Pesto Pasta Salad
You only need 5 ingredients and 15 minutes to make this easy pesto pasta salad! It is the perfect pasta salad for summertime or busy weeknights. And it’s my go-to for a quick and easy dinner. Not only does my whole family love it, but it makes a large amount and that means a ready-to-go lunch for the next day.
This recipe was originally published on September 6, 2014. It was republished on July 11, 2019 with updated photos and recipe tips.
This quick pesto pasta salad is a must-have for all of your summer gatherings. It’s fresh, flavorful, and the whole thing can be put together in just about 15 minutes. Yes, that quick!
I love that this pesto pasta salad is full of tons of great flavors and textures, yet is easy enough to be whipped up at a moment’s notice. My kids love it too! In fact, it’s my son’s very favorite dish! The fact that it can be a side or a full meal is a plus for this mama’s busy schedule and I’m sure it will be for yours as well!
HOW DO YOU MAKE PESTO PASTA SALAD?
If you need a dish for a potluck or picnic, this pasta salad is a must. Al dente pasta is tossed with zesty feta cheese, sliced black olives, and roasted red pepper (or tomatoes), all tossed with a flavorful basil pesto to create the perfect side dish. Your friends and family will definitely be asking you for the recipe of this delicious salad.

- [Supplied information]:
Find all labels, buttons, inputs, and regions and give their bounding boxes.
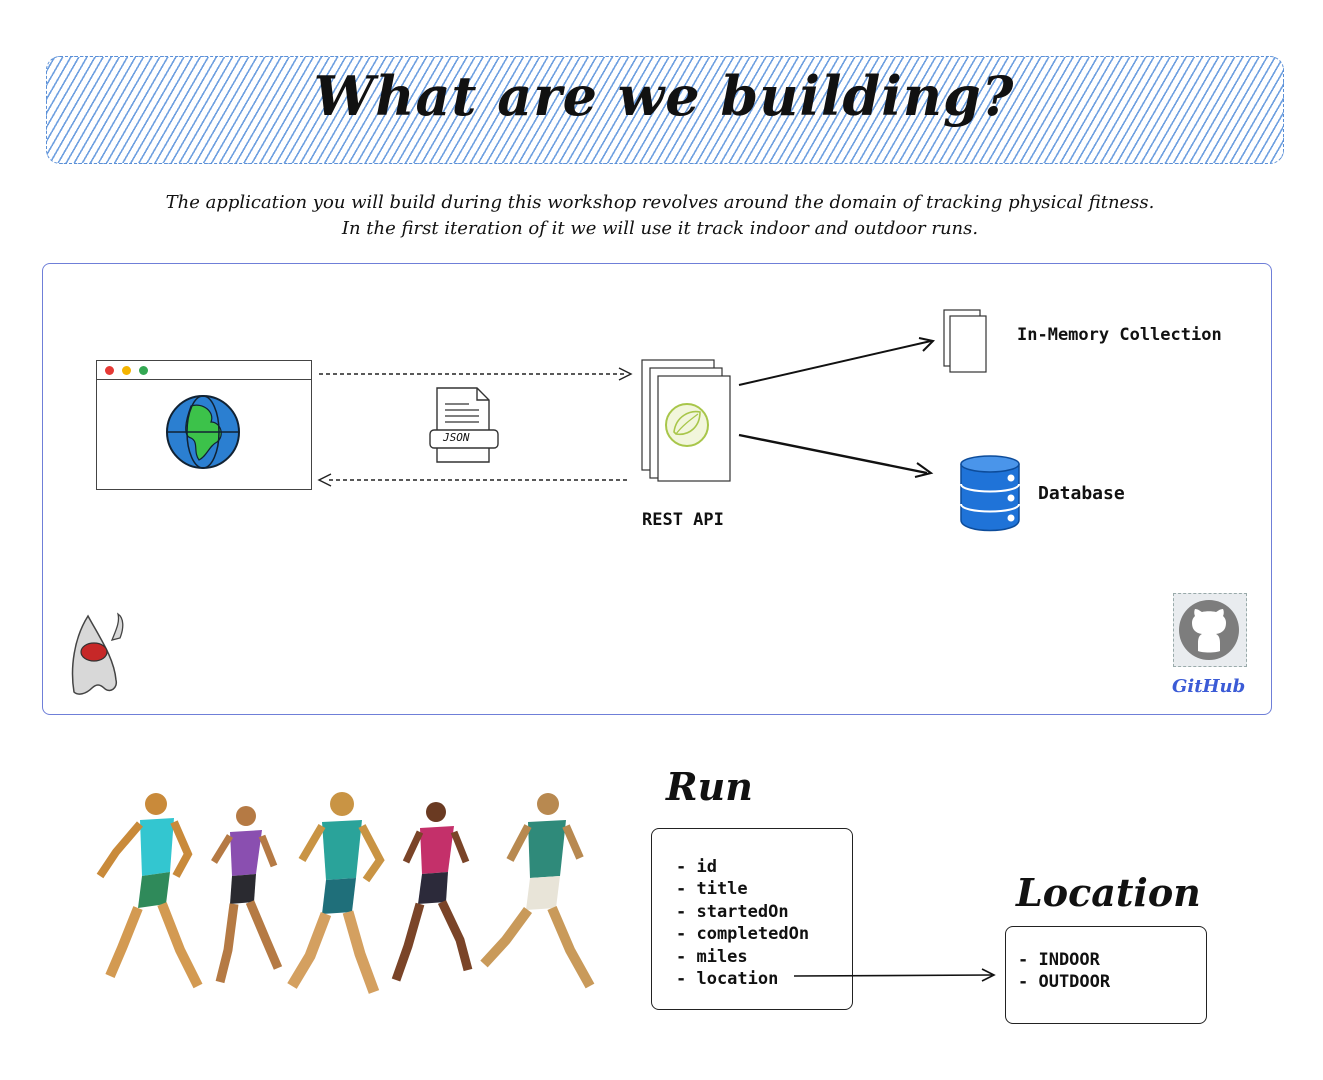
spring-leaf-icon bbox=[665, 403, 709, 447]
json-document-icon bbox=[429, 387, 499, 463]
storage-arrows bbox=[738, 337, 936, 478]
duke-mascot-icon bbox=[71, 612, 124, 695]
browser-titlebar bbox=[97, 361, 311, 380]
rest-api-label: REST API bbox=[642, 510, 724, 530]
run-field-title: - title bbox=[676, 879, 748, 900]
runner-1 bbox=[96, 793, 203, 989]
runner-4 bbox=[391, 802, 473, 982]
github-icon[interactable] bbox=[1176, 597, 1242, 663]
location-value-outdoor: - OUTDOOR bbox=[1018, 972, 1111, 993]
description-line-1: The application you will build during th… bbox=[165, 192, 1155, 213]
in-memory-collection-label: In-Memory Collection bbox=[1017, 325, 1222, 345]
runners-illustration bbox=[96, 792, 595, 994]
page-title: What are we building? bbox=[313, 64, 1015, 128]
json-label: JSON bbox=[443, 431, 470, 444]
run-field-startedon: - startedOn bbox=[676, 901, 789, 922]
globe-icon bbox=[166, 395, 240, 469]
runner-2 bbox=[211, 806, 283, 984]
location-relation-arrow bbox=[793, 968, 996, 982]
in-memory-collection-icon bbox=[943, 309, 987, 373]
location-value-indoor: - INDOOR bbox=[1018, 950, 1100, 970]
minimize-dot-icon bbox=[122, 366, 131, 375]
close-dot-icon bbox=[105, 366, 114, 375]
location-model-box: - INDOOR - OUTDOOR bbox=[1005, 926, 1207, 1024]
location-model-title: Location bbox=[1016, 870, 1201, 915]
maximize-dot-icon bbox=[139, 366, 148, 375]
run-model-title: Run bbox=[666, 764, 753, 809]
runner-5 bbox=[480, 793, 595, 989]
run-field-completedon: - completedOn bbox=[676, 924, 810, 945]
location-value-list: - INDOOR - OUTDOOR bbox=[1018, 949, 1110, 994]
database-icon bbox=[960, 455, 1020, 532]
description-line-2: In the first iteration of it we will use… bbox=[341, 218, 979, 239]
github-label[interactable]: GitHub bbox=[1172, 676, 1245, 697]
runner-3 bbox=[287, 792, 385, 994]
run-field-id: - id bbox=[676, 857, 717, 877]
database-label: Database bbox=[1038, 483, 1125, 504]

- [Set exercise]:
Return the pesto pasta salad text in full, word for word. The entries have no connection to the pesto pasta salad text.

- [Exercise solution]:
Pesto Pasta Salad
You only need 5 ingredients and 15 minutes to make this easy pesto pasta salad! It is the perfect pasta salad for summertime or busy weeknights. And it’s my go-to for a quick and easy dinner. Not only does my whole family love it, but it makes a large amount and that means a ready-to-go lunch for the next day.
This recipe was originally published on September 6, 2014. It was republished on July 11, 2019 with updated photos and recipe tips.
This quick pesto pasta salad is a must-have for all of your summer gatherings. It’s fresh, flavorful, and the whole thing can be put together in just about 15 minutes. Yes, that quick!
I love that this pesto pasta salad is full of tons of great flavors and textures, yet is easy enough to be whipped up at a moment’s notice. My kids love it too! In fact, it’s my son’s very favorite dish! The fact that it can be a side or a full meal is a plus for this mama’s busy schedule and I’m sure it will be for yours as well!
HOW DO YOU MAKE PESTO PASTA SALAD?
If you need a dish for a potluck or picnic, this pasta salad is a must. Al dente pasta is tossed with zesty feta cheese, sliced black olives, and roasted red pepper (or tomatoes), all tossed with a flavorful basil pesto to create the perfect side dish. Your friends and family will definitely be asking you for the recipe of this delicious salad.